[Figure data in JSON]
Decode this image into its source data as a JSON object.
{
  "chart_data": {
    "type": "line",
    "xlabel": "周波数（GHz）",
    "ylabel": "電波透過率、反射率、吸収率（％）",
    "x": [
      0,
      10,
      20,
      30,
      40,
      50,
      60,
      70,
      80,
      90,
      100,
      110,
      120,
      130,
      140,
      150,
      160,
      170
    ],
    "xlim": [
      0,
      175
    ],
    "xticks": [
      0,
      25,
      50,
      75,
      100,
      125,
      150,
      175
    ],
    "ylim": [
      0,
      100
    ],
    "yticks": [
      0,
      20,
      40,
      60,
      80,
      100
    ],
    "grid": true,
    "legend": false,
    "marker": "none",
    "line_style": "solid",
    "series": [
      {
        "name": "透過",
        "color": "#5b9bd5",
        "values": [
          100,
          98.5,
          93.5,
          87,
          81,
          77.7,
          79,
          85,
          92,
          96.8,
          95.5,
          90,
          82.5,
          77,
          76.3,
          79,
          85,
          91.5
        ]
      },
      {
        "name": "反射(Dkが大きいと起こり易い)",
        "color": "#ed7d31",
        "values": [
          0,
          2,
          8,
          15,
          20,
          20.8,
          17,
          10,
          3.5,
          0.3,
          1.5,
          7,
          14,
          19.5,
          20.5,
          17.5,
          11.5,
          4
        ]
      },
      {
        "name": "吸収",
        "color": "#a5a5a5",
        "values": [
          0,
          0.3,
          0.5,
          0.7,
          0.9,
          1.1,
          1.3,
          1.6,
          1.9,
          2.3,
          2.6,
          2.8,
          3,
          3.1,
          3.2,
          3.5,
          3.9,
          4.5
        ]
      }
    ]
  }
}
==
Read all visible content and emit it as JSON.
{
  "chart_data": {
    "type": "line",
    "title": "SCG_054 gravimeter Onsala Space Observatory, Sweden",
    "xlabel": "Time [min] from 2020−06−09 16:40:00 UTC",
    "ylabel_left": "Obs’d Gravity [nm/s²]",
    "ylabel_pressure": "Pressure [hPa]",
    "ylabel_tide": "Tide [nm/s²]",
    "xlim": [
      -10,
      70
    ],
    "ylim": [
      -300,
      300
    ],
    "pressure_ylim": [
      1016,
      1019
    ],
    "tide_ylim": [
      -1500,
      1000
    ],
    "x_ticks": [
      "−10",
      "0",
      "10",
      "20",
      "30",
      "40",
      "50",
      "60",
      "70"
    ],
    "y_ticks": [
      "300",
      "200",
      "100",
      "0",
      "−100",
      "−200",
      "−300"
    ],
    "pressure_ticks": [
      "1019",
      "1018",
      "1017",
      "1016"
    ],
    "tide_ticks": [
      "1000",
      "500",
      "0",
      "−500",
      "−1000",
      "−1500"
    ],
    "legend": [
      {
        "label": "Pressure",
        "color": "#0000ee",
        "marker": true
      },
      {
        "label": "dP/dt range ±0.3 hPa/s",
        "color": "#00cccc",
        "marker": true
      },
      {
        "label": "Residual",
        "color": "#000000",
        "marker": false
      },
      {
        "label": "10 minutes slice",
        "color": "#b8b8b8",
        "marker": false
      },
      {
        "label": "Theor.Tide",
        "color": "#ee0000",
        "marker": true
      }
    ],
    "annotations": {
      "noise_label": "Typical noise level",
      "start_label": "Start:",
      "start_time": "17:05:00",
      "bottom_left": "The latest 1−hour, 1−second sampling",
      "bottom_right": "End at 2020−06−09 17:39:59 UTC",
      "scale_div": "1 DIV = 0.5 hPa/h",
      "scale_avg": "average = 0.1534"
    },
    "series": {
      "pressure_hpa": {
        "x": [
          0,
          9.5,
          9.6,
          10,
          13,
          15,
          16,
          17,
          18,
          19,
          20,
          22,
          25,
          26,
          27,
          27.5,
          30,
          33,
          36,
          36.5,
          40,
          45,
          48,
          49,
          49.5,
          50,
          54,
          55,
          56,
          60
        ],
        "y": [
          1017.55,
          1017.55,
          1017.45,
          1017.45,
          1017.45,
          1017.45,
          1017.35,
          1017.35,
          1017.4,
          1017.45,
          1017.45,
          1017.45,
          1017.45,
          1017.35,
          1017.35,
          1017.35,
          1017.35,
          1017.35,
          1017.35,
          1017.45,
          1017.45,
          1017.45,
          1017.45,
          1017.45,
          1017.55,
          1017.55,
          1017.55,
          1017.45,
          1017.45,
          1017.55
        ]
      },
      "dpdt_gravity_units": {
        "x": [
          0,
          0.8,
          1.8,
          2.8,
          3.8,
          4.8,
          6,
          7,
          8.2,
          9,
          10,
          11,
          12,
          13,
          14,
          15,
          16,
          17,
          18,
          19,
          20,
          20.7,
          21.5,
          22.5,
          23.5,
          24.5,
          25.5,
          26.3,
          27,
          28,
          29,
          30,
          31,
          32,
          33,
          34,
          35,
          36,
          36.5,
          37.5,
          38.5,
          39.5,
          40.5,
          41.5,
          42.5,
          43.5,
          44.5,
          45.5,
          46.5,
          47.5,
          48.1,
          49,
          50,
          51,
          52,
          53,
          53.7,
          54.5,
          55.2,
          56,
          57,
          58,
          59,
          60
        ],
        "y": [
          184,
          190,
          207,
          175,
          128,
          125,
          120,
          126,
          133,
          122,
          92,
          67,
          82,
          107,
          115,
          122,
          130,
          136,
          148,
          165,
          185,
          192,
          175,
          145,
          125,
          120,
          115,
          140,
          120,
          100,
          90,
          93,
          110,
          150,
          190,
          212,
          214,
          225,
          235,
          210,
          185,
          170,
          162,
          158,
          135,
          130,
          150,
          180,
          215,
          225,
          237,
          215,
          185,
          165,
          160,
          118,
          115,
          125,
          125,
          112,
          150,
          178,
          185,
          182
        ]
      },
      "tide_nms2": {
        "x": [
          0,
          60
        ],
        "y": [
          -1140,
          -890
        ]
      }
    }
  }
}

§ **AIM**
Show all lines from the listing above in which "name" appears.

§ **ANSWER FOR THE TASK**
        "name": "透過",
        "name": "反射(Dkが大きいと起こり易い)",
        "name": "吸収",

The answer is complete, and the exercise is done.